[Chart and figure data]
-- Begin --

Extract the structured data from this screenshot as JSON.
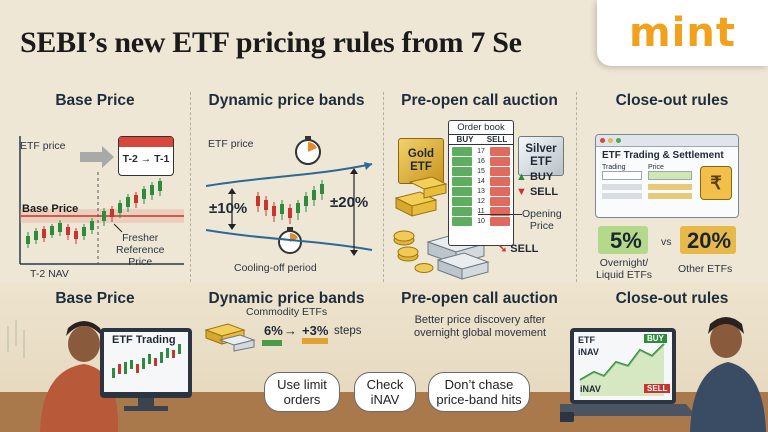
{
  "title": "SEBI’s new ETF pricing rules from 7 Se",
  "logo": "mint",
  "panels": {
    "base_price": {
      "heading": "Base Price",
      "etf_price_label": "ETF price",
      "calendar_text": "T-2 → T-1",
      "base_price_label": "Base Price",
      "reference_label": "Fresher\nReference\nPrice",
      "nav_label": "T-2 NAV",
      "bottom_heading": "Base Price"
    },
    "price_bands": {
      "heading": "Dynamic price bands",
      "etf_price_label": "ETF price",
      "band_10": "±10%",
      "band_20": "±20%",
      "cooling_label": "Cooling-off period",
      "bottom_heading": "Dynamic price bands",
      "commodity_label": "Commodity ETFs",
      "step_from": "6%",
      "step_to": "+3%",
      "steps_word": "steps"
    },
    "call_auction": {
      "heading": "Pre-open call auction",
      "order_book_title": "Order book",
      "buy_col": "BUY",
      "sell_col": "SELL",
      "gold_label": "Gold\nETF",
      "silver_label": "Silver\nETF",
      "buy_tag": "BUY",
      "sell_tag": "SELL",
      "sell_tag_bottom": "SELL",
      "opening_price_label": "Opening\nPrice",
      "order_rows": [
        "17",
        "16",
        "15",
        "14",
        "13",
        "12",
        "11",
        "10"
      ],
      "bottom_heading": "Pre-open call auction",
      "discovery_text": "Better price discovery after\novernight global movement"
    },
    "closeout": {
      "heading": "Close-out rules",
      "window_title": "ETF Trading & Settlement",
      "field_trading": "Trading",
      "field_price": "Price",
      "pct_liquid": "5%",
      "pct_liquid_label": "Overnight/\nLiquid ETFs",
      "vs": "vs",
      "pct_other": "20%",
      "pct_other_label": "Other ETFs",
      "bottom_heading": "Close-out rules"
    }
  },
  "screens": {
    "left_monitor_title": "ETF Trading",
    "laptop_etf": "ETF",
    "laptop_inav": "iNAV",
    "laptop_buy": "BUY",
    "laptop_sell": "SELL",
    "laptop_inav_bottom": "iNAV"
  },
  "tips": [
    "Use limit\norders",
    "Check\niNAV",
    "Don’t chase\nprice-band hits"
  ],
  "colors": {
    "background": "#efe7d6",
    "logo_orange": "#f2a11d",
    "buy_green": "#2e8b3e",
    "sell_red": "#c8352e",
    "base_line": "#c0392b",
    "highlight_green": "#b5d98a",
    "highlight_gold": "#e7b84a"
  }
}
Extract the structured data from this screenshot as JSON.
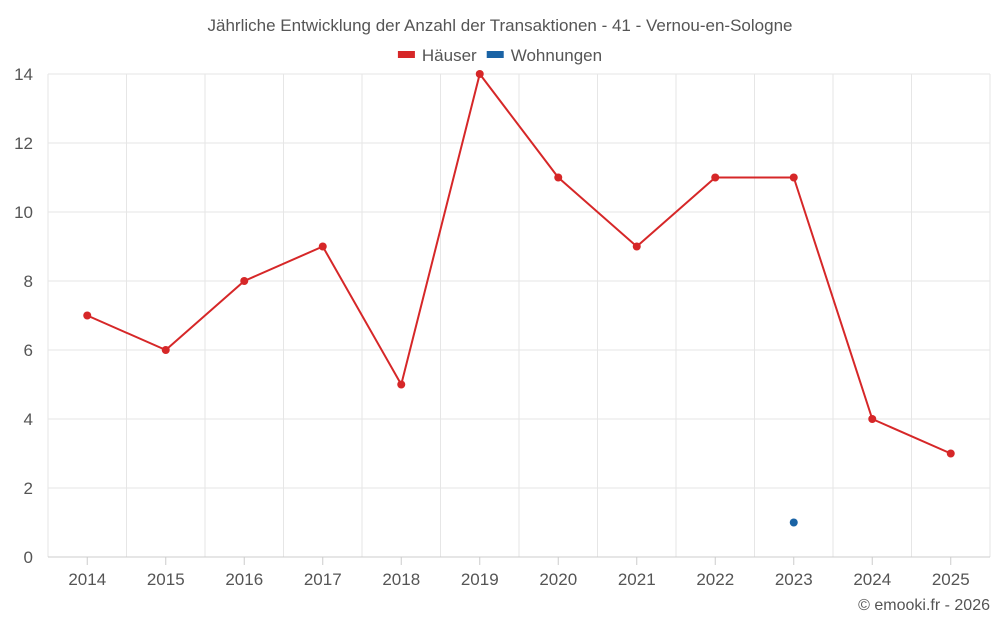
{
  "chart_data": {
    "type": "line",
    "title": "Jährliche Entwicklung der Anzahl der Transaktionen - 41 - Vernou-en-Sologne",
    "categories": [
      "2014",
      "2015",
      "2016",
      "2017",
      "2018",
      "2019",
      "2020",
      "2021",
      "2022",
      "2023",
      "2024",
      "2025"
    ],
    "series": [
      {
        "name": "Häuser",
        "color": "#d62728",
        "values": [
          7,
          6,
          8,
          9,
          5,
          14,
          11,
          9,
          11,
          11,
          4,
          3
        ]
      },
      {
        "name": "Wohnungen",
        "color": "#1a63a5",
        "values": [
          null,
          null,
          null,
          null,
          null,
          null,
          null,
          null,
          null,
          1,
          null,
          null
        ]
      }
    ],
    "ylim": [
      0,
      14
    ],
    "yticks": [
      0,
      2,
      4,
      6,
      8,
      10,
      12,
      14
    ],
    "grid": true,
    "legend_position": "top-center"
  },
  "credit": "© emooki.fr - 2026"
}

-- End --

## Work instructions
Find how many lines of the entries contain "rules". Respond with the number only.

## Output
3